Record set:
=-=-=

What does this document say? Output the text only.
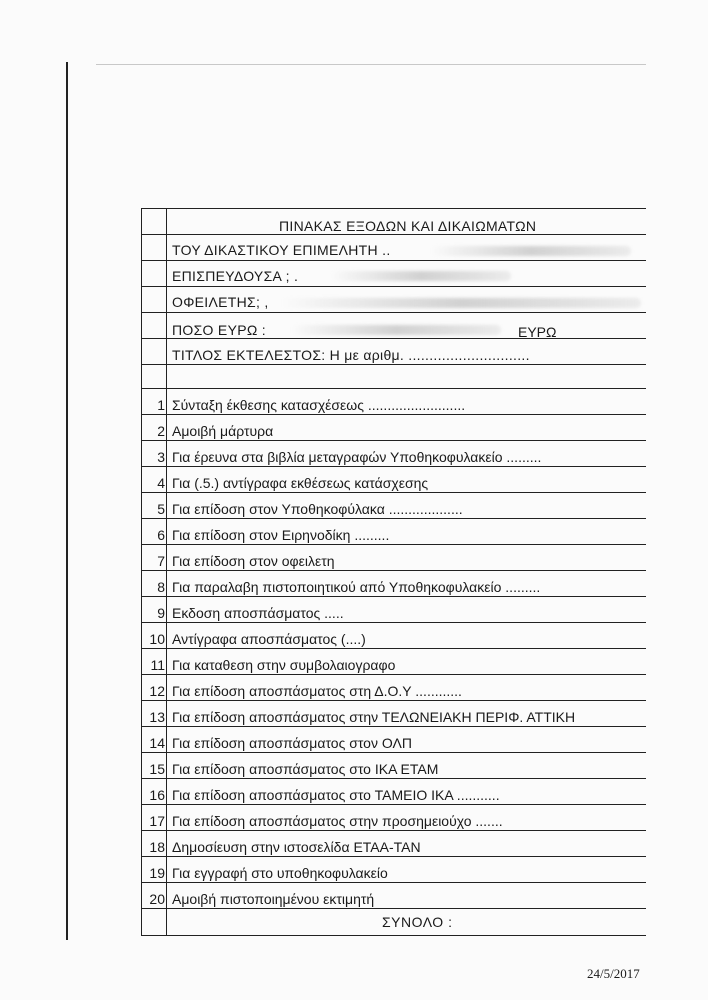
ΠΙΝΑΚΑΣ ΕΞΟΔΩΝ ΚΑΙ ΔΙΚΑΙΩΜΑΤΩΝ
ΤΟΥ ΔΙΚΑΣΤΙΚΟΥ ΕΠΙΜΕΛΗΤΗ ..
ΕΠΙΣΠΕΥΔΟΥΣΑ ; .
ΟΦΕΙΛΕΤΗΣ; ,
ΠΟΣΟ ΕΥΡΩ :	ΕΥΡΩ
ΤΙΤΛΟΣ ΕΚΤΕΛΕΣΤΟΣ: Η με αριθμ. .............................
1 Σύνταξη έκθεσης κατασχέσεως .........................
2 Αμοιβή μάρτυρα
3 Για έρευνα στα βιβλία μεταγραφών Υποθηκοφυλακείο .........
4 Για (.5.) αντίγραφα εκθέσεως κατάσχεσης
5 Για επίδοση στον Υποθηκοφύλακα ...................
6 Για επίδοση στον Ειρηνοδίκη .........
7 Για επίδοση στον οφειλετη
8 Για παραλαβη πιστοποιητικού από Υποθηκοφυλακείο .........
9 Εκδοση αποσπάσματος .....
10 Αντίγραφα αποσπάσματος (....)
11 Για καταθεση στην συμβολαιογραφο
12 Για επίδοση αποσπάσματος στη Δ.Ο.Υ ............
13 Για επίδοση αποσπάσματος στην ΤΕΛΩΝΕΙΑΚΗ ΠΕΡΙΦ. ΑΤΤΙΚΗ
14 Για επίδοση αποσπάσματος στον ΟΛΠ
15 Για επίδοση αποσπάσματος στο ΙΚΑ ΕΤΑΜ
16 Για επίδοση αποσπάσματος στο ΤΑΜΕΙΟ ΙΚΑ ...........
17 Για επίδοση αποσπάσματος στην προσημειούχο .......
18 Δημοσίευση στην ιστοσελίδα ΕΤΑΑ-ΤΑΝ
19 Για εγγραφή στο υποθηκοφυλακείο
20 Αμοιβή πιστοποιημένου εκτιμητή
ΣΥΝΟΛΟ :
24/5/2017
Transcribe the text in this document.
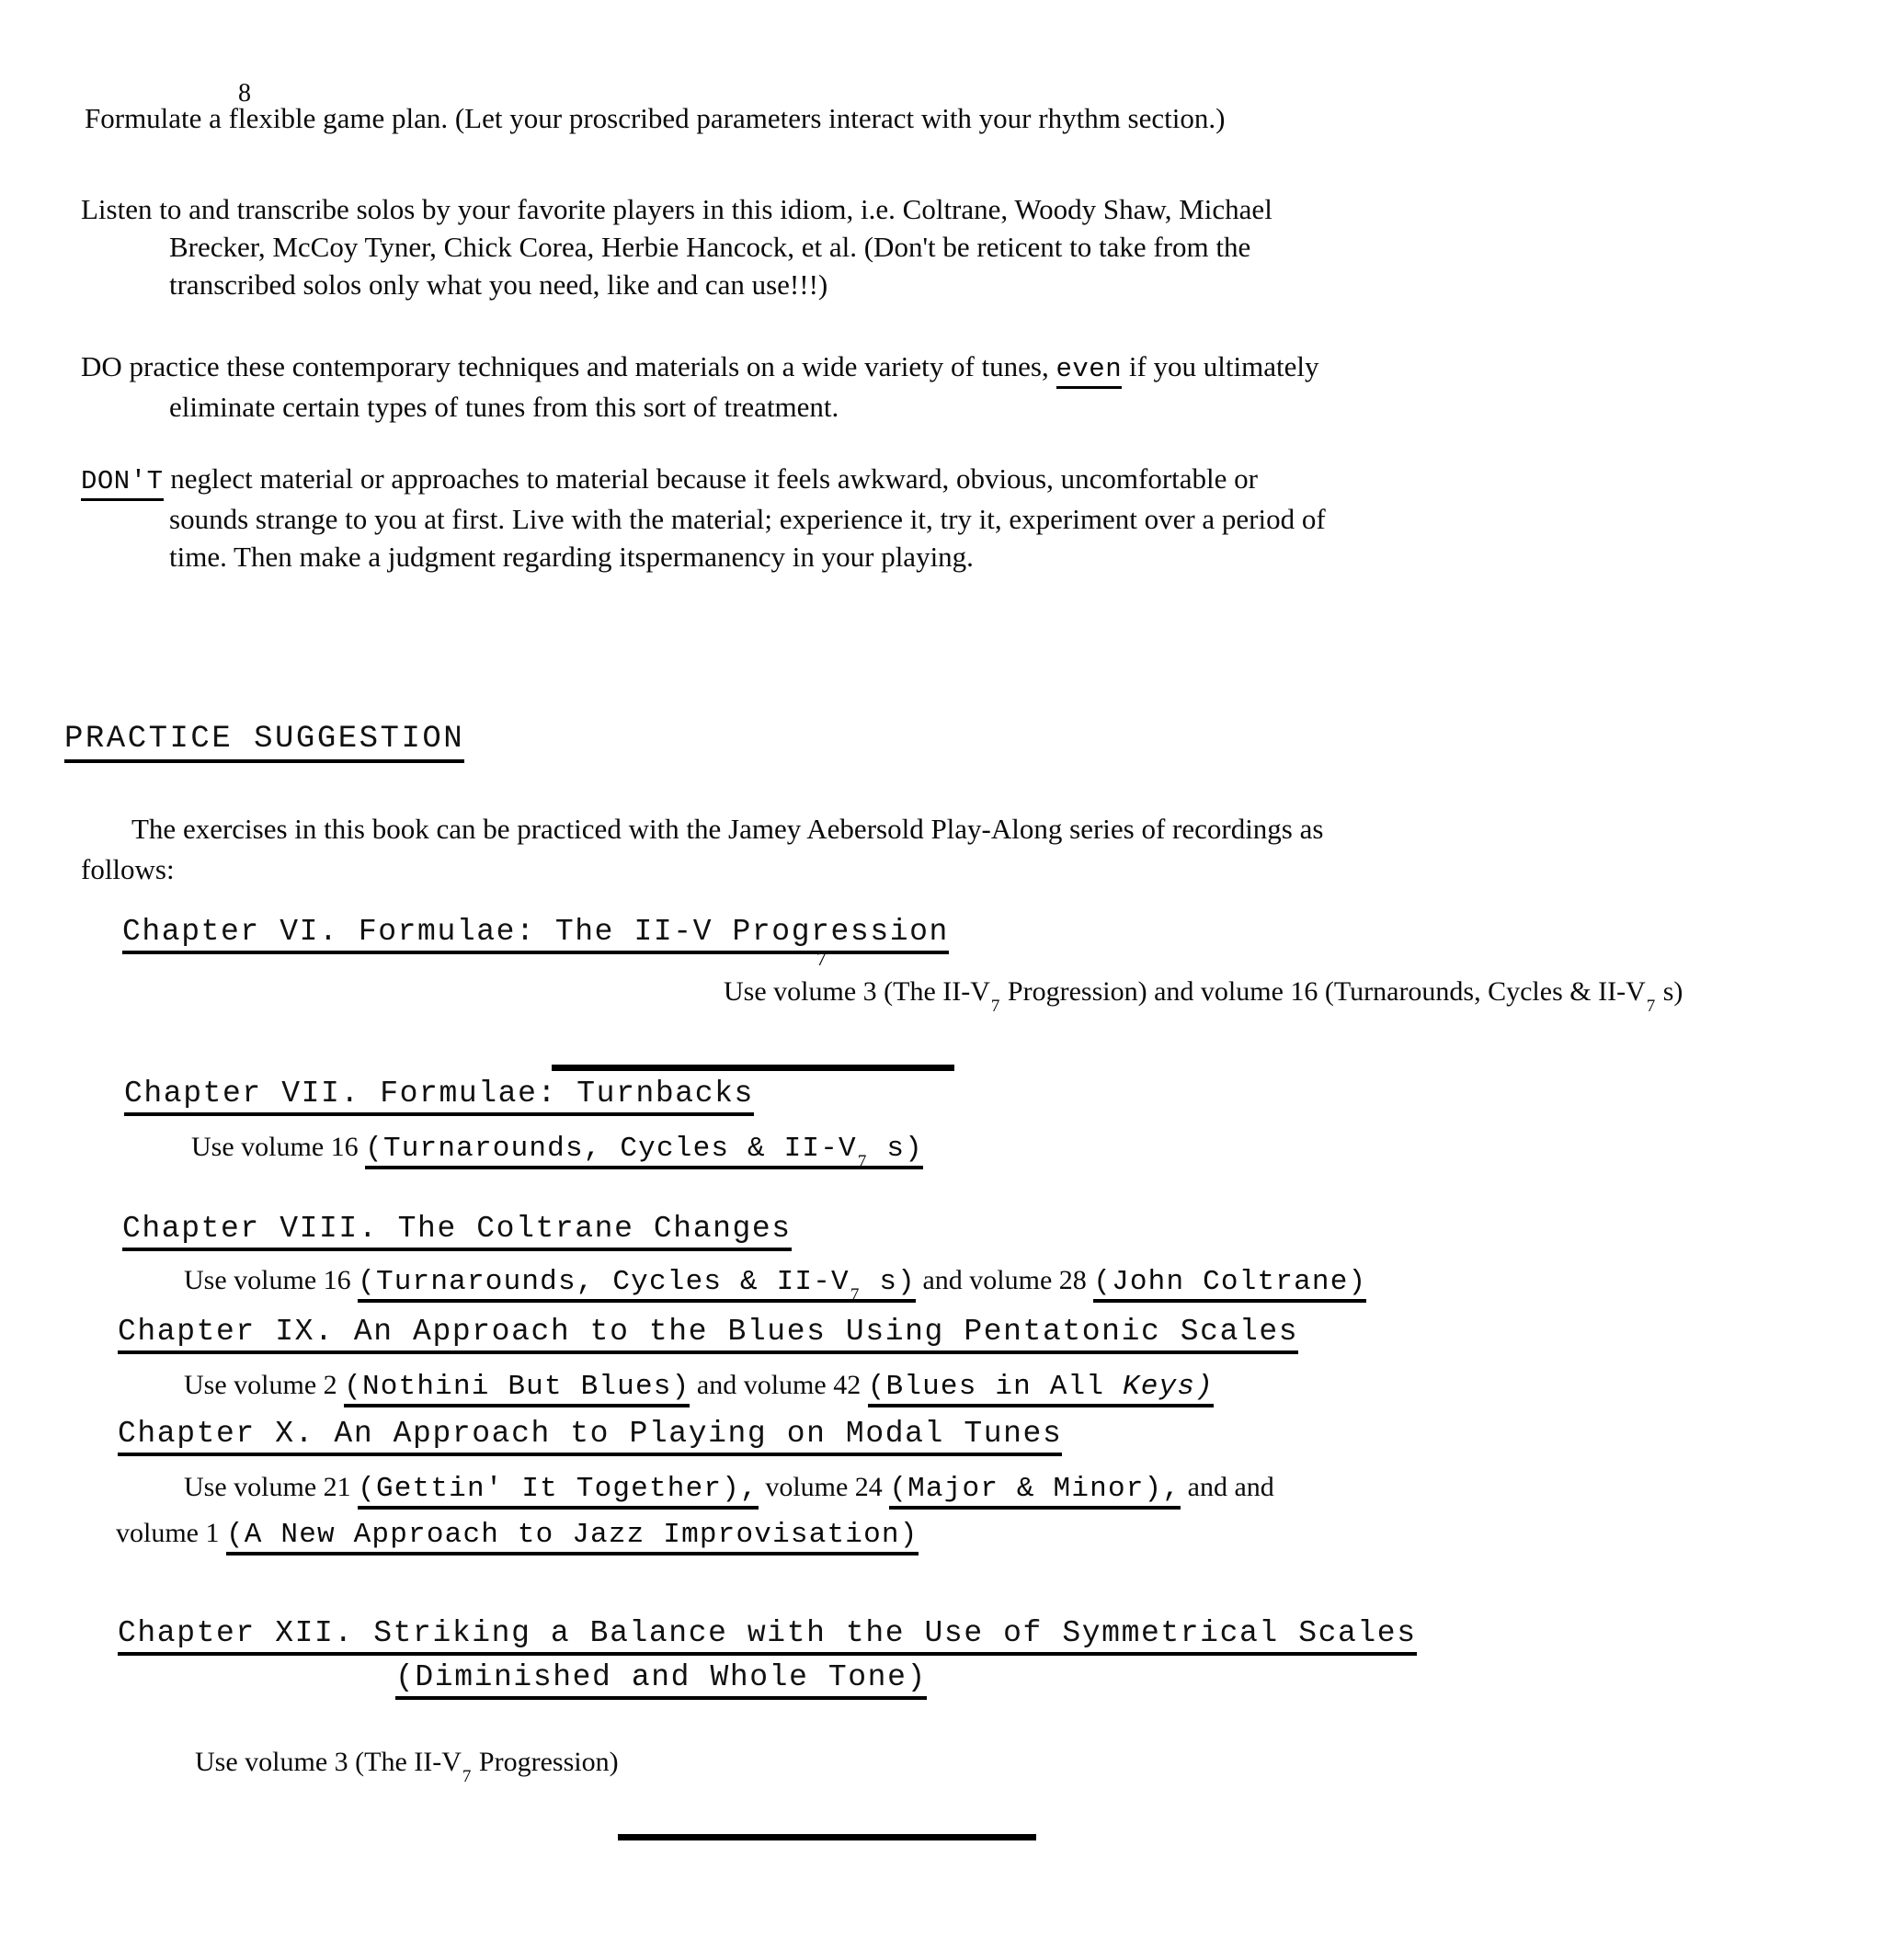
8
Formulate a flexible game plan. (Let your proscribed parameters interact with your rhythm section.)
Listen to and transcribe solos by your favorite players in this idiom, i.e. Coltrane, Woody Shaw, Michael
Brecker, McCoy Tyner, Chick Corea, Herbie Hancock, et al. (Don't be reticent to take from the
transcribed solos only what you need, like and can use!!!)
DO practice these contemporary techniques and materials on a wide variety of tunes, even if you ultimately
eliminate certain types of tunes from this sort of treatment.
DON'T neglect material or approaches to material because it feels awkward, obvious, uncomfortable or
sounds strange to you at first. Live with the material; experience it, try it, experiment over a period of
time. Then make a judgment regarding itspermanency in your playing.
PRACTICE SUGGESTION
The exercises in this book can be practiced with the Jamey Aebersold Play-Along series of recordings as
follows:
Chapter VI. Formulae: The II-V Progression
7
Use volume 3 (The $II-V_7$ Progression) and volume 16 (Turnarounds, Cycles & $II-V_7$ s)
Chapter VII. Formulae: Turnbacks
Use volume 16 (Turnarounds, Cycles & $II-V_7$ s)
Chapter VIII. The Coltrane Changes
Use volume 16 (Turnarounds, Cycles & $II-V_7$ s) and volume 28 (John Coltrane)
Chapter IX. An Approach to the Blues Using Pentatonic Scales
Use volume 2 (Nothini But Blues) and volume 42 (Blues in All Keys)
Chapter X. An Approach to Playing on Modal Tunes
Use volume 21 (Gettin' It Together), volume 24 (Major & Minor), and and
volume 1 (A New Approach to Jazz Improvisation)
Chapter XII. Striking a Balance with the Use of Symmetrical Scales
(Diminished and Whole Tone)
Use volume 3 (The $II-V_7$ Progression)
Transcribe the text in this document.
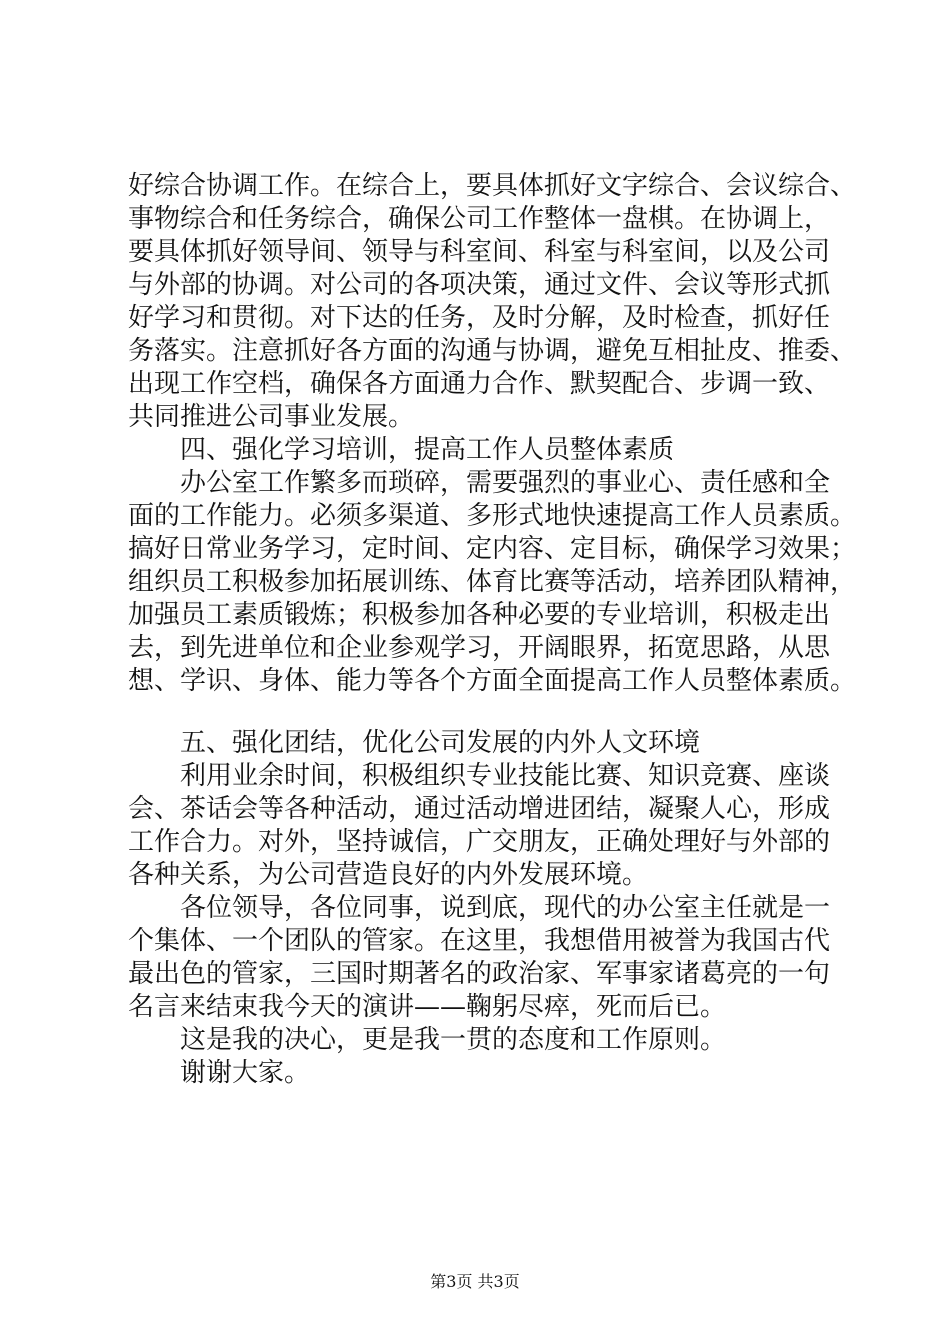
好综合协调工作。在综合上，要具体抓好文字综合、会议综合、
事物综合和任务综合，确保公司工作整体一盘棋。在协调上，
要具体抓好领导间、领导与科室间、科室与科室间，以及公司
与外部的协调。对公司的各项决策，通过文件、会议等形式抓
好学习和贯彻。对下达的任务，及时分解，及时检查，抓好任
务落实。注意抓好各方面的沟通与协调，避免互相扯皮、推委、
出现工作空档，确保各方面通力合作、默契配合、步调一致、
共同推进公司事业发展。
四、强化学习培训，提高工作人员整体素质
办公室工作繁多而琐碎，需要强烈的事业心、责任感和全
面的工作能力。必须多渠道、多形式地快速提高工作人员素质。
搞好日常业务学习，定时间、定内容、定目标，确保学习效果；
组织员工积极参加拓展训练、体育比赛等活动，培养团队精神，
加强员工素质锻炼；积极参加各种必要的专业培训，积极走出
去，到先进单位和企业参观学习，开阔眼界，拓宽思路，从思
想、学识、身体、能力等各个方面全面提高工作人员整体素质。
五、强化团结，优化公司发展的内外人文环境
利用业余时间，积极组织专业技能比赛、知识竞赛、座谈
会、茶话会等各种活动，通过活动增进团结，凝聚人心，形成
工作合力。对外，坚持诚信，广交朋友，正确处理好与外部的
各种关系，为公司营造良好的内外发展环境。
各位领导，各位同事，说到底，现代的办公室主任就是一
个集体、一个团队的管家。在这里，我想借用被誉为我国古代
最出色的管家，三国时期著名的政治家、军事家诸葛亮的一句
名言来结束我今天的演讲——鞠躬尽瘁，死而后已。
这是我的决心，更是我一贯的态度和工作原则。
谢谢大家。
第3页 共3页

=-=-=

The records above need to be given again exactly. Omit the pictures.

What does this document say? Output the text only.
ΠΙΝΑΚΑΣ ΕΞΟΔΩΝ ΚΑΙ ΔΙΚΑΙΩΜΑΤΩΝ
ΤΟΥ ΔΙΚΑΣΤΙΚΟΥ ΕΠΙΜΕΛΗΤΗ ..
ΕΠΙΣΠΕΥΔΟΥΣΑ ; .
ΟΦΕΙΛΕΤΗΣ; ,
ΠΟΣΟ ΕΥΡΩ :	ΕΥΡΩ
ΤΙΤΛΟΣ ΕΚΤΕΛΕΣΤΟΣ: Η με αριθμ. .............................
1 Σύνταξη έκθεσης κατασχέσεως .........................
2 Αμοιβή μάρτυρα
3 Για έρευνα στα βιβλία μεταγραφών Υποθηκοφυλακείο .........
4 Για (.5.) αντίγραφα εκθέσεως κατάσχεσης
5 Για επίδοση στον Υποθηκοφύλακα ...................
6 Για επίδοση στον Ειρηνοδίκη .........
7 Για επίδοση στον οφειλετη
8 Για παραλαβη πιστοποιητικού από Υποθηκοφυλακείο .........
9 Εκδοση αποσπάσματος .....
10 Αντίγραφα αποσπάσματος (....)
11 Για καταθεση στην συμβολαιογραφο
12 Για επίδοση αποσπάσματος στη Δ.Ο.Υ ............
13 Για επίδοση αποσπάσματος στην ΤΕΛΩΝΕΙΑΚΗ ΠΕΡΙΦ. ΑΤΤΙΚΗ
14 Για επίδοση αποσπάσματος στον ΟΛΠ
15 Για επίδοση αποσπάσματος στο ΙΚΑ ΕΤΑΜ
16 Για επίδοση αποσπάσματος στο ΤΑΜΕΙΟ ΙΚΑ ...........
17 Για επίδοση αποσπάσματος στην προσημειούχο .......
18 Δημοσίευση στην ιστοσελίδα ΕΤΑΑ-ΤΑΝ
19 Για εγγραφή στο υποθηκοφυλακείο
20 Αμοιβή πιστοποιημένου εκτιμητή
ΣΥΝΟΛΟ :
24/5/2017
Transcribe the text in this document.
8
Formulate a flexible game plan. (Let your proscribed parameters interact with your rhythm section.)
Listen to and transcribe solos by your favorite players in this idiom, i.e. Coltrane, Woody Shaw, Michael
Brecker, McCoy Tyner, Chick Corea, Herbie Hancock, et al. (Don't be reticent to take from the
transcribed solos only what you need, like and can use!!!)
DO practice these contemporary techniques and materials on a wide variety of tunes, even if you ultimately
eliminate certain types of tunes from this sort of treatment.
DON'T neglect material or approaches to material because it feels awkward, obvious, uncomfortable or
sounds strange to you at first. Live with the material; experience it, try it, experiment over a period of
time. Then make a judgment regarding itspermanency in your playing.
PRACTICE SUGGESTION
The exercises in this book can be practiced with the Jamey Aebersold Play-Along series of recordings as
follows:
Chapter VI. Formulae: The II-V Progression
7
Use volume 3 (The $II-V_7$ Progression) and volume 16 (Turnarounds, Cycles & $II-V_7$ s)
Chapter VII. Formulae: Turnbacks
Use volume 16 (Turnarounds, Cycles & $II-V_7$ s)
Chapter VIII. The Coltrane Changes
Use volume 16 (Turnarounds, Cycles & $II-V_7$ s) and volume 28 (John Coltrane)
Chapter IX. An Approach to the Blues Using Pentatonic Scales
Use volume 2 (Nothini But Blues) and volume 42 (Blues in All Keys)
Chapter X. An Approach to Playing on Modal Tunes
Use volume 21 (Gettin' It Together), volume 24 (Major & Minor), and and
volume 1 (A New Approach to Jazz Improvisation)
Chapter XII. Striking a Balance with the Use of Symmetrical Scales
(Diminished and Whole Tone)
Use volume 3 (The $II-V_7$ Progression)
Transcribe the text in this document.
好综合协调工作。在综合上，要具体抓好文字综合、会议综合、
事物综合和任务综合，确保公司工作整体一盘棋。在协调上，
要具体抓好领导间、领导与科室间、科室与科室间，以及公司
与外部的协调。对公司的各项决策，通过文件、会议等形式抓
好学习和贯彻。对下达的任务，及时分解，及时检查，抓好任
务落实。注意抓好各方面的沟通与协调，避免互相扯皮、推委、
出现工作空档，确保各方面通力合作、默契配合、步调一致、
共同推进公司事业发展。
四、强化学习培训，提高工作人员整体素质
办公室工作繁多而琐碎，需要强烈的事业心、责任感和全
面的工作能力。必须多渠道、多形式地快速提高工作人员素质。
搞好日常业务学习，定时间、定内容、定目标，确保学习效果；
组织员工积极参加拓展训练、体育比赛等活动，培养团队精神，
加强员工素质锻炼；积极参加各种必要的专业培训，积极走出
去，到先进单位和企业参观学习，开阔眼界，拓宽思路，从思
想、学识、身体、能力等各个方面全面提高工作人员整体素质。
五、强化团结，优化公司发展的内外人文环境
利用业余时间，积极组织专业技能比赛、知识竞赛、座谈
会、茶话会等各种活动，通过活动增进团结，凝聚人心，形成
工作合力。对外，坚持诚信，广交朋友，正确处理好与外部的
各种关系，为公司营造良好的内外发展环境。
各位领导，各位同事，说到底，现代的办公室主任就是一
个集体、一个团队的管家。在这里，我想借用被誉为我国古代
最出色的管家，三国时期著名的政治家、军事家诸葛亮的一句
名言来结束我今天的演讲——鞠躬尽瘁，死而后已。
这是我的决心，更是我一贯的态度和工作原则。
谢谢大家。
第3页 共3页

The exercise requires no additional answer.